### Yazılı Görev 1
Ramazan yazısında "Boştuk! Artık doluyuz!" sözcüklerini içeren yerle açılıp "ağırlayıp hediyelerle göndereceğiz." ile kapanan bölümü harfi harfine tekrarla.
### Yazılı Görev 2
Aşağıdaki satırlardan kaçının "tick" dizesini içerdiğini say ve yalnızca bu sayıyı yaz. Büyük ve küçük harf ayrımı dikkate alınır.

### Verilen Metin
• • •

Nihayet geldi! Bereket, rahmet ve mağfiret sofrasını bir ay boyunca inananların kalbine kuran Ramazan-ı Şerif, incecik bir hilal hâlinde doğdu dünyamıza, şehrimize, evimize... Karanlıklar içinde kalan ruhumuzu ısıtacak, yaralı kalplerimizi sanp sarmalayacak, ruhumuzda iftarlar yapacak ramazan hoş geldi!

Yoksulduk! Artık değiliz...

Mübarek ramazan cömert sofrasını serdi önümüze. İman, ahlak, erdem ve dua zenginliğine kavuştuk.

Unutmuştuk! Artık şahidiz.

Bu kutlu ayın bütün güzellikleriyle gelişine şahit olduğumuz gibi, onun da bizlerden şahit olmasını istiyoruz. Yapacağımız dualara, tutacağımız oruçlara, kılacağımız teravihlere, dokunacağımız yoksul sofralarına, her zamankinden daha büyük bir aşkla okuyacağımız Kur'an sayfalarına, dilimizden eksik etmeyeceğimiz salavat-lara, kimseyi incitmeden ve kötü sözle muamele etmeden geçireceğimiz anlara göklerin şahidini şahit yazacağız.

Boştuk! Artık doluyuz!

Çünkü göklerden inen ramazan, içindeki rahmet ve bereket hikmetlerini bize boşaltacak. Açlığımızı ve boşluğumuzu hissettirecek. Doymaya ve doldurmaya çalışacağız. Ama onu eli boş göndermeyeceğiz giderken. Bizde birikeni yine ona vereceğiz. Yılda bir kez gelen bu kutlu misafiri en iyi şekilde ağırlayıp hediyelerle göndereceğiz.

Acıkmıştık! Artık doyduk. Susamıştık! Artık susuzluğumuz gitti.

• • •

### Öğelerin göründüğü yerlere ait kayıtlar
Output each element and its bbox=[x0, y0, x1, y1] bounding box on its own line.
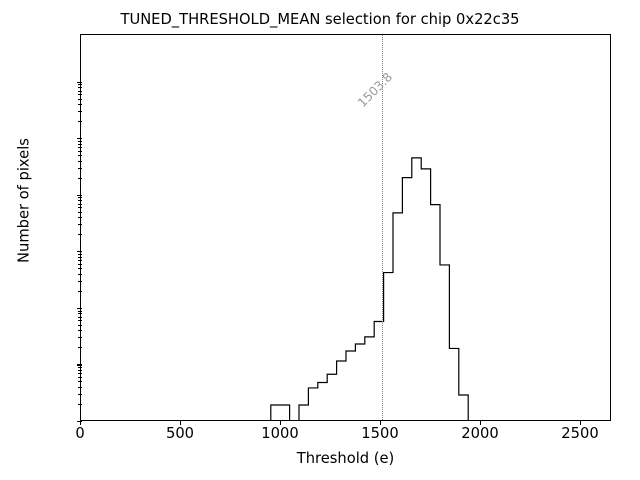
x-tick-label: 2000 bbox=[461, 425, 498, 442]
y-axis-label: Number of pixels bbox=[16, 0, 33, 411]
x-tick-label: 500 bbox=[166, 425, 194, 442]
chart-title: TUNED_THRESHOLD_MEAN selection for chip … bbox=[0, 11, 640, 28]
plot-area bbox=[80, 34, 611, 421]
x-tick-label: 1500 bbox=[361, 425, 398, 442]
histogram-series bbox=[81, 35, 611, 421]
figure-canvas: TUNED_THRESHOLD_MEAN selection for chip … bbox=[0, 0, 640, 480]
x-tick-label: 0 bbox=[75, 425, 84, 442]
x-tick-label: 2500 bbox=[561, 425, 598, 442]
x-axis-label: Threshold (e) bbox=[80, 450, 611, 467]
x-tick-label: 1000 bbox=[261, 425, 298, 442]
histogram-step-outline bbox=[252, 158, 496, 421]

• • •

### Tam Yanıt 1
Boştuk! Artık doluyuz!

Çünkü göklerden inen ramazan, içindeki rahmet ve bereket hikmetlerini bize boşaltacak. Açlığımızı ve boşluğumuzu hissettirecek. Doymaya ve doldurmaya çalışacağız. Ama onu eli boş göndermeyeceğiz giderken. Bizde birikeni yine ona vereceğiz. Yılda bir kez gelen bu kutlu misafiri en iyi şekilde ağırlayıp hediyelerle göndereceğiz.

### Tam Yanıt 2
6